**TASK GOAL**
From the line with "Transcribe the text in this document." through the final line, transcribe the material below character for character; include no other lines.

**LISTED ENTRIES**

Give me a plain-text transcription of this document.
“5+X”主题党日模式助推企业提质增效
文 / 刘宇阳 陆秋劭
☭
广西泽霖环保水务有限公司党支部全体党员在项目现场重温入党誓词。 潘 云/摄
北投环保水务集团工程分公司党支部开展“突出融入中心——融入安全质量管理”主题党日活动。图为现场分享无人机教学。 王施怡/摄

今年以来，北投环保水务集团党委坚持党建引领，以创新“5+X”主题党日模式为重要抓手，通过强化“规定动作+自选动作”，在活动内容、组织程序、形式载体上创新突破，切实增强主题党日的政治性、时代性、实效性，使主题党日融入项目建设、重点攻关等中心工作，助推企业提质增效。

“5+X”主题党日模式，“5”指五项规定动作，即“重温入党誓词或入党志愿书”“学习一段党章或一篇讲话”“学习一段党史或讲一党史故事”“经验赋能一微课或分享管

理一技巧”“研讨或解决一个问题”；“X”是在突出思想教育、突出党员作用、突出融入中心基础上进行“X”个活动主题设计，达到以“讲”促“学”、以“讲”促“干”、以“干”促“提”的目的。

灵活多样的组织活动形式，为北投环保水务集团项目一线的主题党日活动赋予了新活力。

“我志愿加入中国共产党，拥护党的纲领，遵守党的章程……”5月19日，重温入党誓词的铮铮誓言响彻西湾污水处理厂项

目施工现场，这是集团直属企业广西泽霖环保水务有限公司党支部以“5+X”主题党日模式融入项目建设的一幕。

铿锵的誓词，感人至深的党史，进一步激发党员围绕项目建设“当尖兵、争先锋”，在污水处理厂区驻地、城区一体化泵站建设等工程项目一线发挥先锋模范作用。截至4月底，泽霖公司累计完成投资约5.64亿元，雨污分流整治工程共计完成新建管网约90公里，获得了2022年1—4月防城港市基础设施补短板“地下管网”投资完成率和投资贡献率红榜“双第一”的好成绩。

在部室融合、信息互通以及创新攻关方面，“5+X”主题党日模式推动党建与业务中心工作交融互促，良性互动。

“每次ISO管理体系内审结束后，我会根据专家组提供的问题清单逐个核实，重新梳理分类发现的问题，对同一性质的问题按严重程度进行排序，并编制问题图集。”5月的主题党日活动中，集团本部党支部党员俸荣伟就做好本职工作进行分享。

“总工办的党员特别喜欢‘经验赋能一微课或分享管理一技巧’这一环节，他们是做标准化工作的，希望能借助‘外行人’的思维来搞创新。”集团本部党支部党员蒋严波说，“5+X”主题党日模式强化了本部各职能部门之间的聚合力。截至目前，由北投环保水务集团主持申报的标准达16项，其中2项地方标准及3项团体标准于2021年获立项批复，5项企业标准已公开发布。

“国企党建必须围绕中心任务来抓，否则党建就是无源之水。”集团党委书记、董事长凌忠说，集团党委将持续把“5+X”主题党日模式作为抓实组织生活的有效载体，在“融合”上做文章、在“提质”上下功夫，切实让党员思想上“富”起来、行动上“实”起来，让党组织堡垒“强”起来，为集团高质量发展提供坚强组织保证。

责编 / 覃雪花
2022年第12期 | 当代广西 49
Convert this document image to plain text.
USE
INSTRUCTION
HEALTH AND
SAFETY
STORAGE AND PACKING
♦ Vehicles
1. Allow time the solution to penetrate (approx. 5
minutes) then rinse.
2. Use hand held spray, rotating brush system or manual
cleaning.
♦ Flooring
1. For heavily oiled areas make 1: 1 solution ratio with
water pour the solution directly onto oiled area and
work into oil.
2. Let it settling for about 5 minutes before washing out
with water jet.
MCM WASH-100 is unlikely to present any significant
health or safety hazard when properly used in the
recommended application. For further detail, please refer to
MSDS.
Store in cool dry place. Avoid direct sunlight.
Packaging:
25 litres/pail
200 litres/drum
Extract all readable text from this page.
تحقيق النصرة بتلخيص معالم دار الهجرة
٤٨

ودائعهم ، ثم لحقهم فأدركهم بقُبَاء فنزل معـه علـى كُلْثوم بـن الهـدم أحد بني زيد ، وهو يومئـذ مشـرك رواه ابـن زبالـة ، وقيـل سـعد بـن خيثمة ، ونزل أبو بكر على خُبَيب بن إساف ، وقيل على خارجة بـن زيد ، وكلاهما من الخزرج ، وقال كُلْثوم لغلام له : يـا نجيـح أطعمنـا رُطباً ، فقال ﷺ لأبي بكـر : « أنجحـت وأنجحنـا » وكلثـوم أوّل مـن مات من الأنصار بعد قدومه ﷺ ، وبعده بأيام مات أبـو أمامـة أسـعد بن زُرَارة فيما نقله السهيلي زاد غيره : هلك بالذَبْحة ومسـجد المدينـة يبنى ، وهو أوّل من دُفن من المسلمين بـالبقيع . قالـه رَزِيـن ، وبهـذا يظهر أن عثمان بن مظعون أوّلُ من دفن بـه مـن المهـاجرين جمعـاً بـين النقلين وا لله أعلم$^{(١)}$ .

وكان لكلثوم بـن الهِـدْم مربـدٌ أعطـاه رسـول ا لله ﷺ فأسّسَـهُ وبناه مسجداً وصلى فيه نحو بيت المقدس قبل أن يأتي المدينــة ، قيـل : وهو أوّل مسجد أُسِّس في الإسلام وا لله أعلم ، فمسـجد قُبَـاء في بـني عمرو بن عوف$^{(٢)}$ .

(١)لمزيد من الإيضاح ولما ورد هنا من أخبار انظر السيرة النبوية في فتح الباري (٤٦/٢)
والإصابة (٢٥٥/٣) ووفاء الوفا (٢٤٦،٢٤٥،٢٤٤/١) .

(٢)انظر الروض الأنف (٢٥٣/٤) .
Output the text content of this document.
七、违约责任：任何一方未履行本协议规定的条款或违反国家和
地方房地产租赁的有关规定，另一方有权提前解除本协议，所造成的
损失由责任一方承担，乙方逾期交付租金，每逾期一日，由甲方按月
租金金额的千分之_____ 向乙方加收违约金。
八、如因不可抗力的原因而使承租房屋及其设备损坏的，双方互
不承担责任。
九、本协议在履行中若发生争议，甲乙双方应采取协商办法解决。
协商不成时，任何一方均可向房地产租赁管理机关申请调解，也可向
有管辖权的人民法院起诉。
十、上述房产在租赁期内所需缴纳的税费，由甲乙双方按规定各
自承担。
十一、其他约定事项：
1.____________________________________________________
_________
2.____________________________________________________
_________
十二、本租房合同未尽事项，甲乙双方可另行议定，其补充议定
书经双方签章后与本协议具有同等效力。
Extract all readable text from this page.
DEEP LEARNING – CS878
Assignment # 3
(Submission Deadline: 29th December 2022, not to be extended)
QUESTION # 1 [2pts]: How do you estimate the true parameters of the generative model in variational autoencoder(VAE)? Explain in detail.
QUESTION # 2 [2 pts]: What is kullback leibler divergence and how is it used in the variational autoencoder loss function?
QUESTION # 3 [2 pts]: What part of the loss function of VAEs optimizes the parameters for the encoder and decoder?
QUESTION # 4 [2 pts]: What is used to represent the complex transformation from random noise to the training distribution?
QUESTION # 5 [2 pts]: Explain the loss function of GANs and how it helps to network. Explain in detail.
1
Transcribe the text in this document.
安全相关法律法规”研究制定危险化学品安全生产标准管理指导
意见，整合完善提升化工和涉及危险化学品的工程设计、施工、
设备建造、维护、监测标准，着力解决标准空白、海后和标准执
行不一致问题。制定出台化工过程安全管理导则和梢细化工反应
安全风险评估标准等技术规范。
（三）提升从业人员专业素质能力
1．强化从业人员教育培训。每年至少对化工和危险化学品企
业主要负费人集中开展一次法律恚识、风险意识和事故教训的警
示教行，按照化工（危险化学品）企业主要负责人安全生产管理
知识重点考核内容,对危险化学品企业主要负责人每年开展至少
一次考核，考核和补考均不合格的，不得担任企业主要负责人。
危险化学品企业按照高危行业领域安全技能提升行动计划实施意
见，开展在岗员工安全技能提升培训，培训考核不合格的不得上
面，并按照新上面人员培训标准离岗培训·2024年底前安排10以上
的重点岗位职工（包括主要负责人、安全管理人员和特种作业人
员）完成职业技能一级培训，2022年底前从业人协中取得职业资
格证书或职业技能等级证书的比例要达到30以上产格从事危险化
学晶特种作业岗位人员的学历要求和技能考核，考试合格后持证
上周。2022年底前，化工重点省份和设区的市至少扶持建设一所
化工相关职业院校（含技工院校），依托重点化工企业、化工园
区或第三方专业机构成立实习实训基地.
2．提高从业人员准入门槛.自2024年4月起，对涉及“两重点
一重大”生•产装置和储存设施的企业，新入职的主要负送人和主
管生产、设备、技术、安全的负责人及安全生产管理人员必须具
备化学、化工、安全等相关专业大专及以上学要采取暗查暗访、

**RESULT OF THIS EXERCISE**
Transcribe the text in this document.
安全相关法律法规”研究制定危险化学品安全生产标准管理指导
意见，整合完善提升化工和涉及危险化学品的工程设计、施工、
设备建造、维护、监测标准，着力解决标准空白、海后和标准执
行不一致问题。制定出台化工过程安全管理导则和梢细化工反应
安全风险评估标准等技术规范。
（三）提升从业人员专业素质能力
1．强化从业人员教育培训。每年至少对化工和危险化学品企
业主要负费人集中开展一次法律恚识、风险意识和事故教训的警
示教行，按照化工（危险化学品）企业主要负责人安全生产管理
知识重点考核内容,对危险化学品企业主要负责人每年开展至少
一次考核，考核和补考均不合格的，不得担任企业主要负责人。
危险化学品企业按照高危行业领域安全技能提升行动计划实施意
见，开展在岗员工安全技能提升培训，培训考核不合格的不得上
面，并按照新上面人员培训标准离岗培训·2024年底前安排10以上
的重点岗位职工（包括主要负责人、安全管理人员和特种作业人
员）完成职业技能一级培训，2022年底前从业人协中取得职业资
格证书或职业技能等级证书的比例要达到30以上产格从事危险化
学晶特种作业岗位人员的学历要求和技能考核，考试合格后持证
上周。2022年底前，化工重点省份和设区的市至少扶持建设一所
化工相关职业院校（含技工院校），依托重点化工企业、化工园
区或第三方专业机构成立实习实训基地.
2．提高从业人员准入门槛.自2024年4月起，对涉及“两重点
一重大”生•产装置和储存设施的企业，新入职的主要负送人和主
管生产、设备、技术、安全的负责人及安全生产管理人员必须具
备化学、化工、安全等相关专业大专及以上学要采取暗查暗访、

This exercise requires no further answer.